◆ Requirements
From the records below, give the number of lines that contain the string "Full", without any other text.

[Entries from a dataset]
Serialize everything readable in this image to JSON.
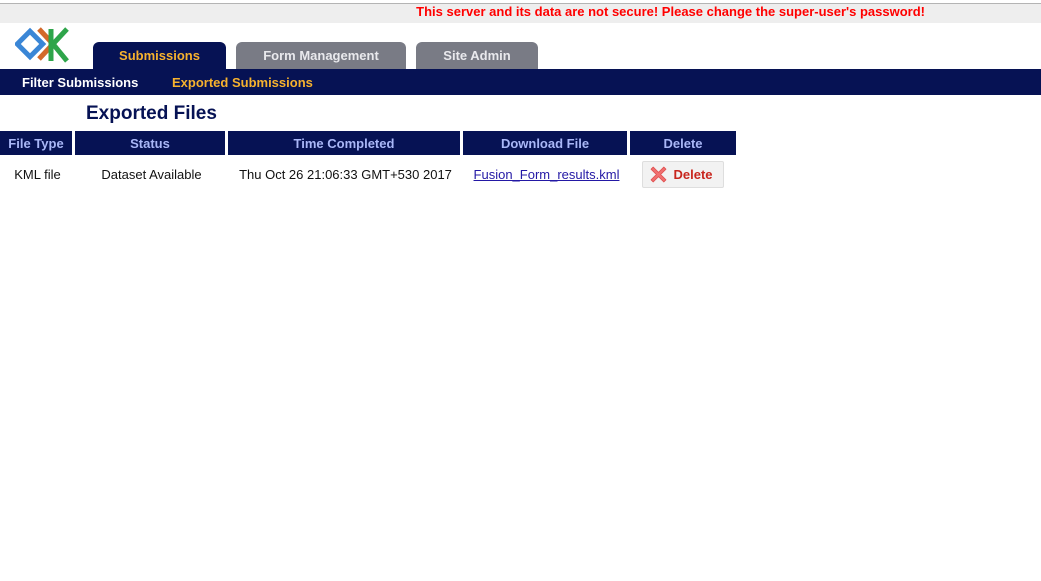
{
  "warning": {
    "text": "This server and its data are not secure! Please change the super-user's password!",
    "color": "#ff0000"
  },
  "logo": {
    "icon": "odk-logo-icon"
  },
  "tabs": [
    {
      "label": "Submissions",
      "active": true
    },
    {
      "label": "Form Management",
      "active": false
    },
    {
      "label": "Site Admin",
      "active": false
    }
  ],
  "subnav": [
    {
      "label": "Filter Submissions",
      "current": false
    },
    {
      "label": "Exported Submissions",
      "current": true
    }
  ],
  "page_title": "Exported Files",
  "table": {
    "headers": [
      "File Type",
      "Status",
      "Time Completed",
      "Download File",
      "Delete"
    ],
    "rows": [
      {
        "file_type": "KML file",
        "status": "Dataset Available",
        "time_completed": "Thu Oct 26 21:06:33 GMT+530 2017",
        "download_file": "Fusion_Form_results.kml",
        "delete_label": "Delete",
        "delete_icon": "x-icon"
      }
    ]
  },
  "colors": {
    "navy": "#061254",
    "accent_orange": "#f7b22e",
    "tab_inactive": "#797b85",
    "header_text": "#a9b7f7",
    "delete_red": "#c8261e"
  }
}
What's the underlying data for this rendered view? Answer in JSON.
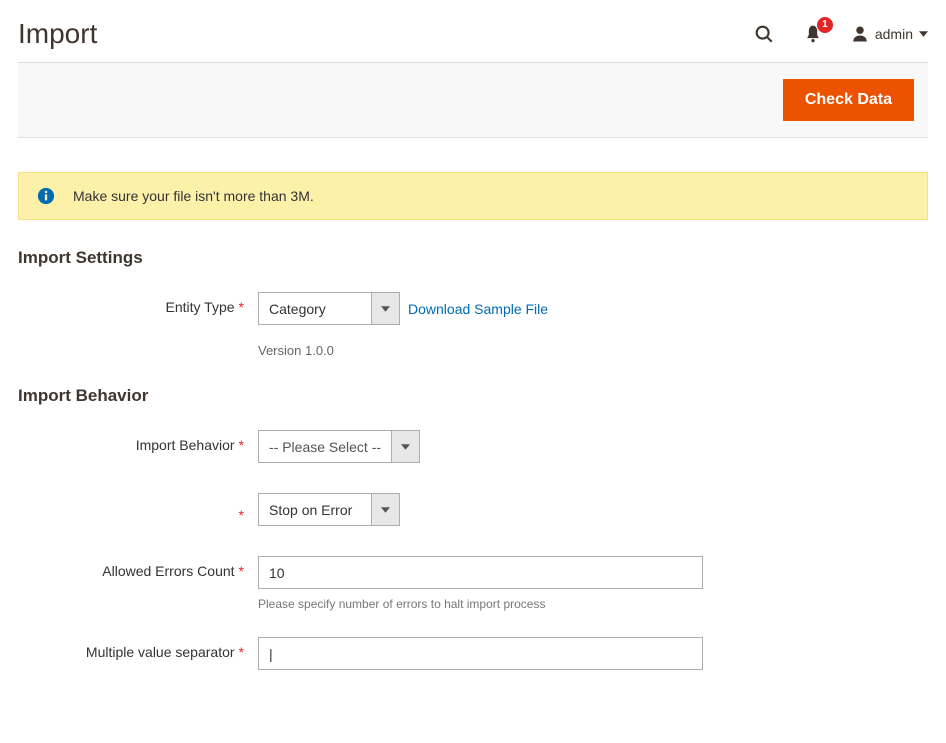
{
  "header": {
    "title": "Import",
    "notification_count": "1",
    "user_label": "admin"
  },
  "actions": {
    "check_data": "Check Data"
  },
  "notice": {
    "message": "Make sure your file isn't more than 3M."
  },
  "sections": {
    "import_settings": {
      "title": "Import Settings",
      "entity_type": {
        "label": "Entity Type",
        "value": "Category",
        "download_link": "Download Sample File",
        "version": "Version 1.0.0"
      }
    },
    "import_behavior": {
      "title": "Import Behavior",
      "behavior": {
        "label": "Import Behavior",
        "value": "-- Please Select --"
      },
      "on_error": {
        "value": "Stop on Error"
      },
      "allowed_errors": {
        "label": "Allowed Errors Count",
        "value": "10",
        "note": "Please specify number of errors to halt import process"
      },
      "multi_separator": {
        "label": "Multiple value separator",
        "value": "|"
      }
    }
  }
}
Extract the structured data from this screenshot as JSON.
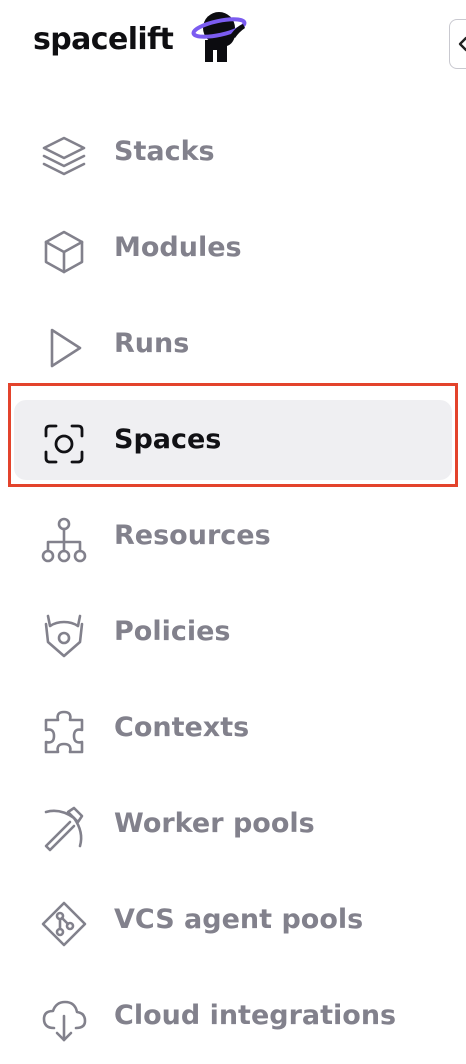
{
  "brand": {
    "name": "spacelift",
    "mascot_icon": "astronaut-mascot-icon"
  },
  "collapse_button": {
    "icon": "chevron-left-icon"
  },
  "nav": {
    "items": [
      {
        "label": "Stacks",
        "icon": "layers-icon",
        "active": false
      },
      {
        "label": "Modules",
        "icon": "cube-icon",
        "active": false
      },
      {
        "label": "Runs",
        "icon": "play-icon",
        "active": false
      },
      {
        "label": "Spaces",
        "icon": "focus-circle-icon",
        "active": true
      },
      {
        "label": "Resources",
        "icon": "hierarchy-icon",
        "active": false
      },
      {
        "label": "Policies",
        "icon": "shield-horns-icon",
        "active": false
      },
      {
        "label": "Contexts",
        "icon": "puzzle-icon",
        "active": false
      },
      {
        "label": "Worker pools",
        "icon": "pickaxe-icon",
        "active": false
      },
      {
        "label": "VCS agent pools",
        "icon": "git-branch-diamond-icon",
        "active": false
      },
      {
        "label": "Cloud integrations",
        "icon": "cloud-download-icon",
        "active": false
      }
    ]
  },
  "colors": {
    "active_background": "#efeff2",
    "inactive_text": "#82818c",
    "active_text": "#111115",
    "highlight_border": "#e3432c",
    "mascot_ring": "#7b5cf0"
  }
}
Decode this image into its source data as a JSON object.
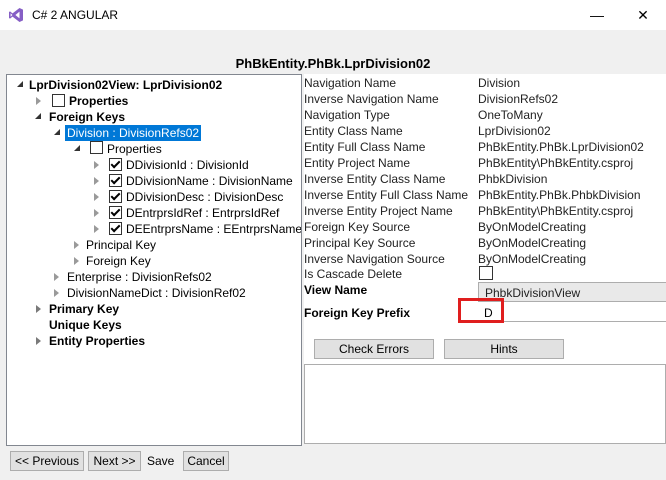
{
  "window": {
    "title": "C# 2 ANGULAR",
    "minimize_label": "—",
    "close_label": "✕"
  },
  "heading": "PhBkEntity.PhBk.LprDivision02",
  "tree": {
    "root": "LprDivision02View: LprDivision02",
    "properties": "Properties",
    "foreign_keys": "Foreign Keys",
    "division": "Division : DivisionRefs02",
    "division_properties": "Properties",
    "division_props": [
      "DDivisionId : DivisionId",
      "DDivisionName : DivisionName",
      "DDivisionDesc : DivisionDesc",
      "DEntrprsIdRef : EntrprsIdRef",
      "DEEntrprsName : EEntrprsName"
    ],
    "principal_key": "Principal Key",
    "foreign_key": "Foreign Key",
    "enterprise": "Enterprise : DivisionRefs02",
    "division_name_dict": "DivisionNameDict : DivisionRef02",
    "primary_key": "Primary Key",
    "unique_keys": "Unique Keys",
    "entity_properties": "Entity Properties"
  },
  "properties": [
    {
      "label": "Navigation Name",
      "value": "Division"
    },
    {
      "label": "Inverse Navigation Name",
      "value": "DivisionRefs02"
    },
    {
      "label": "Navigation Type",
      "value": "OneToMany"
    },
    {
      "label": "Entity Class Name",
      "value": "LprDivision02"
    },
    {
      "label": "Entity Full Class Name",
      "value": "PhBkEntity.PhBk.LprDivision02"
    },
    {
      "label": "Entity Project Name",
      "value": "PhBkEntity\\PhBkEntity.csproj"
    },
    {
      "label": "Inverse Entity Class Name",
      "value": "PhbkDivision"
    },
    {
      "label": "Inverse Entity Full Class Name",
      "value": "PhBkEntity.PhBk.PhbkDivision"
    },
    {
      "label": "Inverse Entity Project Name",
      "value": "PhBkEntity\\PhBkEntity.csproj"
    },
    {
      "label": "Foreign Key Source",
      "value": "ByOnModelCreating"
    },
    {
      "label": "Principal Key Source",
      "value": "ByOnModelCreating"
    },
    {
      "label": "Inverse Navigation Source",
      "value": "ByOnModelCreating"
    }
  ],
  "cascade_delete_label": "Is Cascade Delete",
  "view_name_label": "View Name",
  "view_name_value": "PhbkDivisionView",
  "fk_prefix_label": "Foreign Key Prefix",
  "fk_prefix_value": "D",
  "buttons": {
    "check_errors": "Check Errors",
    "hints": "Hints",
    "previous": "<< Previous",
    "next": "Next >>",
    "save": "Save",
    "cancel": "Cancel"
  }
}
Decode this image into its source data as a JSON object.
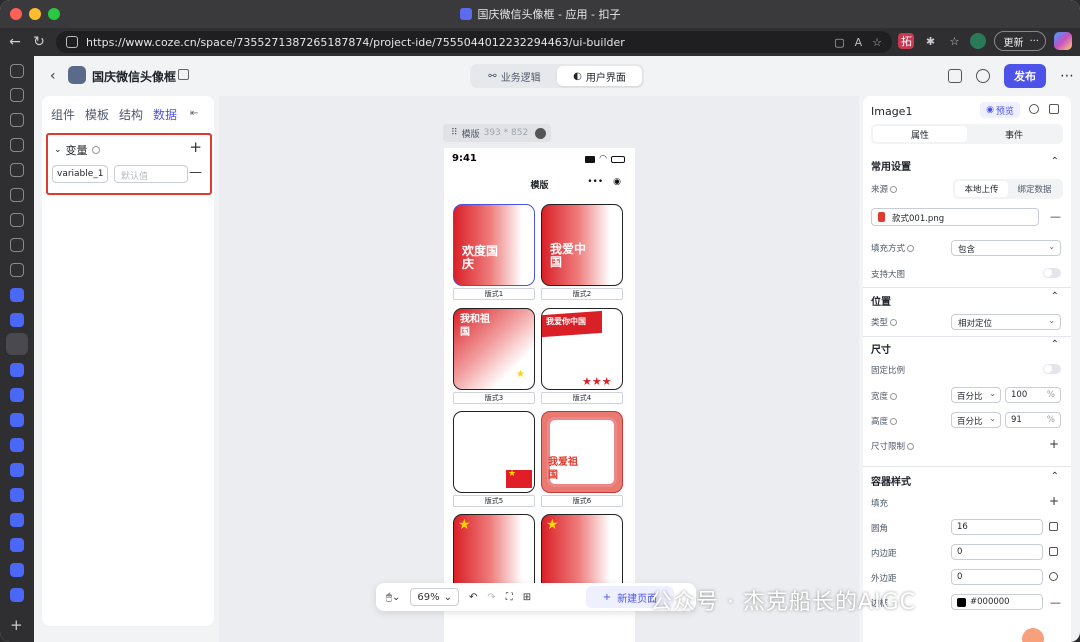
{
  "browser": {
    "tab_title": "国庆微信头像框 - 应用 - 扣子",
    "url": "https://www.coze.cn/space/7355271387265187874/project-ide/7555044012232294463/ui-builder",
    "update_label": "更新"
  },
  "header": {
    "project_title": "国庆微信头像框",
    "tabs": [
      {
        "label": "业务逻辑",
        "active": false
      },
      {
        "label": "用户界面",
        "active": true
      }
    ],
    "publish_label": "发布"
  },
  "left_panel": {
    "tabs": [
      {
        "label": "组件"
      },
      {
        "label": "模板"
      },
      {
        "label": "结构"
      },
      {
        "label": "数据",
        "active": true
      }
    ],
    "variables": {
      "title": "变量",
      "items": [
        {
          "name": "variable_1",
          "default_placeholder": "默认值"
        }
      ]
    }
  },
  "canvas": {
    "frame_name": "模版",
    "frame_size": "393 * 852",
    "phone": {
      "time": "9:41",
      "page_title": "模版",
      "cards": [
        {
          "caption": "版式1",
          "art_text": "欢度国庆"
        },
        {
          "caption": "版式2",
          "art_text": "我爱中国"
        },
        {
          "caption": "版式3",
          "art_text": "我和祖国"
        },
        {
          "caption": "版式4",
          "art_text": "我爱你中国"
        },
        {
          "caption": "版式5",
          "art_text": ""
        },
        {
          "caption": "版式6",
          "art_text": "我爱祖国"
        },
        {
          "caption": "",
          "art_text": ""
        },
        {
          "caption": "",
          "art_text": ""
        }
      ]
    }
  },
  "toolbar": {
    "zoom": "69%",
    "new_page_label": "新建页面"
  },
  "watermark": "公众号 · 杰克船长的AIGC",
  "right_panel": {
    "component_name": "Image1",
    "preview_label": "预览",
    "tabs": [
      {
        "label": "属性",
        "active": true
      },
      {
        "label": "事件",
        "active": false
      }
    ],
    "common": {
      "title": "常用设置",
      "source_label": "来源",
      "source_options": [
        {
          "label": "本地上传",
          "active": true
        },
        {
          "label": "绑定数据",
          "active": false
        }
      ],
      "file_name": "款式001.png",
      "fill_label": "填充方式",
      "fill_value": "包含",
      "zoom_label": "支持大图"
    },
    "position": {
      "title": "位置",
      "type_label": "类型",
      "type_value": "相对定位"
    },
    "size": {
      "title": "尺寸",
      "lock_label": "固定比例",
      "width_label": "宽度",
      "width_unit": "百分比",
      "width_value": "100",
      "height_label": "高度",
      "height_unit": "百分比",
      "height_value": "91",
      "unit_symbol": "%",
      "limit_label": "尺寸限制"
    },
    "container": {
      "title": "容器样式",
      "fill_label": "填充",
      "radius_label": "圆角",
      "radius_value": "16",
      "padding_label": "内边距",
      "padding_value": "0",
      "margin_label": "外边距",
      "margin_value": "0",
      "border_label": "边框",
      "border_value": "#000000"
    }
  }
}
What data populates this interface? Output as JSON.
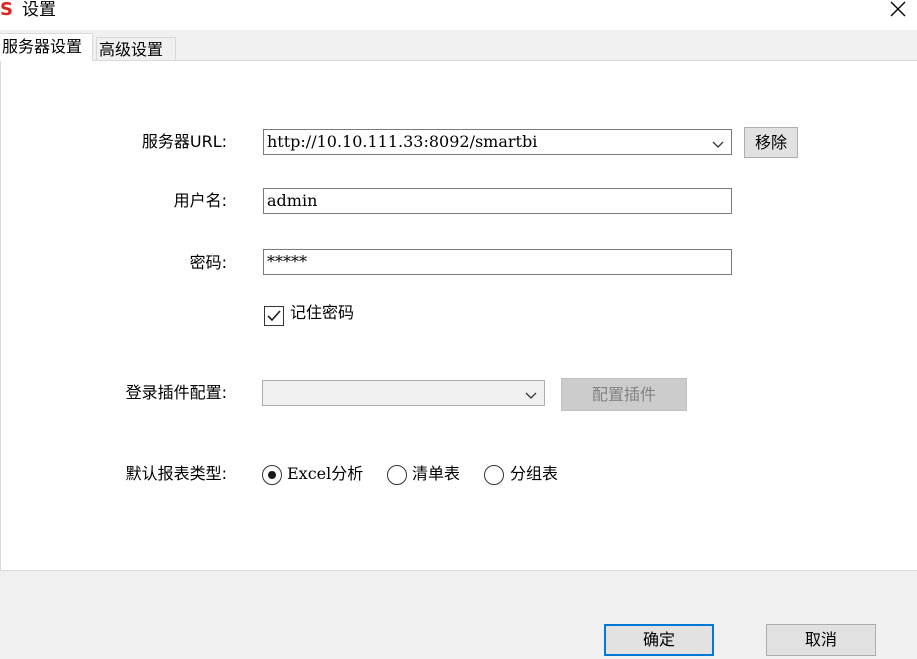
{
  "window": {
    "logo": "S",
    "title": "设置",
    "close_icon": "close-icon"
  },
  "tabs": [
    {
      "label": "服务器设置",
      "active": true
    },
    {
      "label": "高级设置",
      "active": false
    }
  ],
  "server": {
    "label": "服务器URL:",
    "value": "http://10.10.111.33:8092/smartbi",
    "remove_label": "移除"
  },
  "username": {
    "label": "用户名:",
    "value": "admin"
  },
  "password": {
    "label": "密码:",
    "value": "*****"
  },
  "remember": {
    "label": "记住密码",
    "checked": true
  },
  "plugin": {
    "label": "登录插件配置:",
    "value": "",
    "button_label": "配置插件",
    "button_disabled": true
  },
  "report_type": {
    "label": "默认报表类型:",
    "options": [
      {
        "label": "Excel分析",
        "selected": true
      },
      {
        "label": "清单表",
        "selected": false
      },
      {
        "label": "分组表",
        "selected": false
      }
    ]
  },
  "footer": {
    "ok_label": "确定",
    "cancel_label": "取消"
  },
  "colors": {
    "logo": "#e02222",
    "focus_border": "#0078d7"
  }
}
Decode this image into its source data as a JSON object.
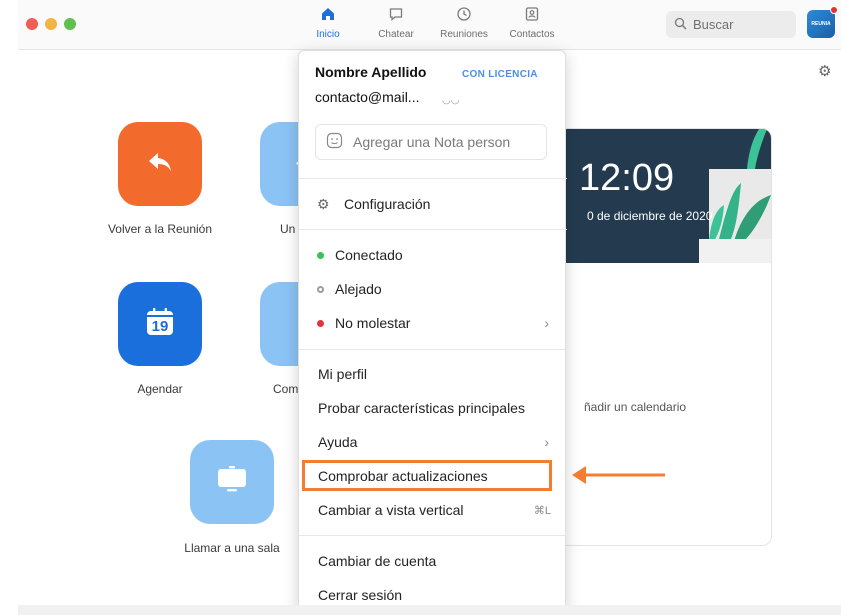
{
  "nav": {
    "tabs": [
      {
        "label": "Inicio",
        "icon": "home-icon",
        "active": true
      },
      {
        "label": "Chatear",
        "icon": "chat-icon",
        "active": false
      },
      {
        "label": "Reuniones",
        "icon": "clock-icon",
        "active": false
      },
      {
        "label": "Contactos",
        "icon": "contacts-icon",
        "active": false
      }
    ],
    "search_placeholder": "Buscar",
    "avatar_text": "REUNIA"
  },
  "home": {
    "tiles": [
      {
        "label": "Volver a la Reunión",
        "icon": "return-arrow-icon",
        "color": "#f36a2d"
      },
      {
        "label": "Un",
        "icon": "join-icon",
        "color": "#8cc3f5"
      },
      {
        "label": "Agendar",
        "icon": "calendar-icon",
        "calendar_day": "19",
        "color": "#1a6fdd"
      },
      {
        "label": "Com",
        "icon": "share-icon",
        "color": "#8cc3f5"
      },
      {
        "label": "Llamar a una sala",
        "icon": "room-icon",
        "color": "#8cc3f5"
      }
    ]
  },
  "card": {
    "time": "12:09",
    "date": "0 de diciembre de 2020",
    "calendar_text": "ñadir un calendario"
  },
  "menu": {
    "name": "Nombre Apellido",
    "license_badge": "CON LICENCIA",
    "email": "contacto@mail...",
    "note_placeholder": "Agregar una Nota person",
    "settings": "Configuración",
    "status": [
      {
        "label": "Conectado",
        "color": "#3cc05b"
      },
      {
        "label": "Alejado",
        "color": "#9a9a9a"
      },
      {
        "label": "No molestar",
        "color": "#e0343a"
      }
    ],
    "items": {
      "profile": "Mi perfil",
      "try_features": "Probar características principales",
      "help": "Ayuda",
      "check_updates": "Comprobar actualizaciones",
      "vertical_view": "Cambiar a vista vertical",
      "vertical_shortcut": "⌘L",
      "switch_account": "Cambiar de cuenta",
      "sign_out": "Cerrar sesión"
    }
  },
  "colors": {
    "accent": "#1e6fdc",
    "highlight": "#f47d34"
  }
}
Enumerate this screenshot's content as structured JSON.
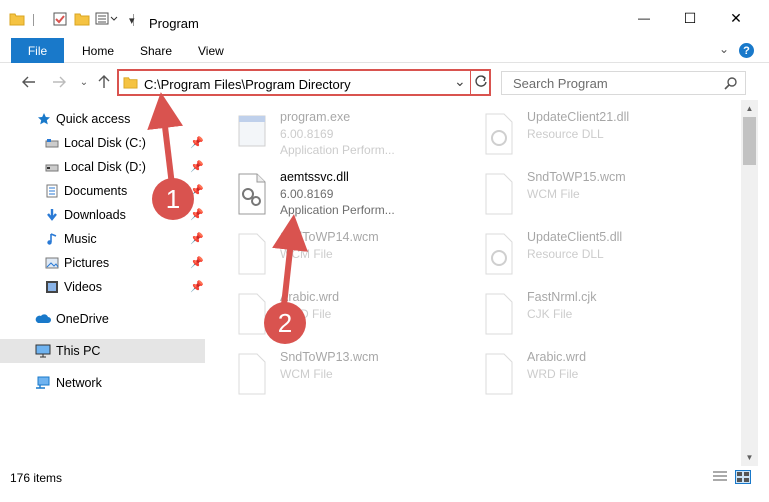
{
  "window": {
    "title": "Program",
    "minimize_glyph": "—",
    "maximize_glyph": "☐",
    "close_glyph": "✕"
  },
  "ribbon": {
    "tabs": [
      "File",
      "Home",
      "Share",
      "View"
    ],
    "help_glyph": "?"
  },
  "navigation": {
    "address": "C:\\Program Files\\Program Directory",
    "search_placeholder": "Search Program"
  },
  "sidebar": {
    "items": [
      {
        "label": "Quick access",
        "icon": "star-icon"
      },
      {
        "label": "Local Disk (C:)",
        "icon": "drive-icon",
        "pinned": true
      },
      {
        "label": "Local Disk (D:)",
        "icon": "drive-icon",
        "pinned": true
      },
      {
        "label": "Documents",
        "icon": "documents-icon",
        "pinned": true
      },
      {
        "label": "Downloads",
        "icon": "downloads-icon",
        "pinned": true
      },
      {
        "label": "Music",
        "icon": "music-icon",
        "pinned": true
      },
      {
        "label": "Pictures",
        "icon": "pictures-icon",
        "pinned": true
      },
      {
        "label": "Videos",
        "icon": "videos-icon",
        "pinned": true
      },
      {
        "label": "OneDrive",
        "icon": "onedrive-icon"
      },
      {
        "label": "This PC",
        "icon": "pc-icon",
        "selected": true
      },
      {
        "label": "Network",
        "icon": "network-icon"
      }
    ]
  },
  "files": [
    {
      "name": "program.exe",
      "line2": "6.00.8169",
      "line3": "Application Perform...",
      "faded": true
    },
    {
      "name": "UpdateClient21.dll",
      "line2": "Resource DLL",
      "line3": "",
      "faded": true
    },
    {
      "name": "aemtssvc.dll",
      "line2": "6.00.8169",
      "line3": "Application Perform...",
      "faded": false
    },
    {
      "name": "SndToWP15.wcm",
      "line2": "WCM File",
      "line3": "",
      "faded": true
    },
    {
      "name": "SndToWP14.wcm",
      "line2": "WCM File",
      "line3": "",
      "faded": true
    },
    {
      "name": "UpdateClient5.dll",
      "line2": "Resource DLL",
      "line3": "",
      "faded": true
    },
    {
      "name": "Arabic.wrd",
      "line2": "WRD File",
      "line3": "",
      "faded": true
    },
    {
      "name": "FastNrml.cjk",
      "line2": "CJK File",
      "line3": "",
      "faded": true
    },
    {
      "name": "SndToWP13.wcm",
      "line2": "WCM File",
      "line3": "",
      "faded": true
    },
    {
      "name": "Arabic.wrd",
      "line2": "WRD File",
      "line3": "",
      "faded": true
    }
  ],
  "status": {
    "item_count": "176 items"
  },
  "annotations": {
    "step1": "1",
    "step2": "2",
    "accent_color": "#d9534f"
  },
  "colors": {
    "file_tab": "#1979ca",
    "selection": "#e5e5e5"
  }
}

◆ Output for this task
2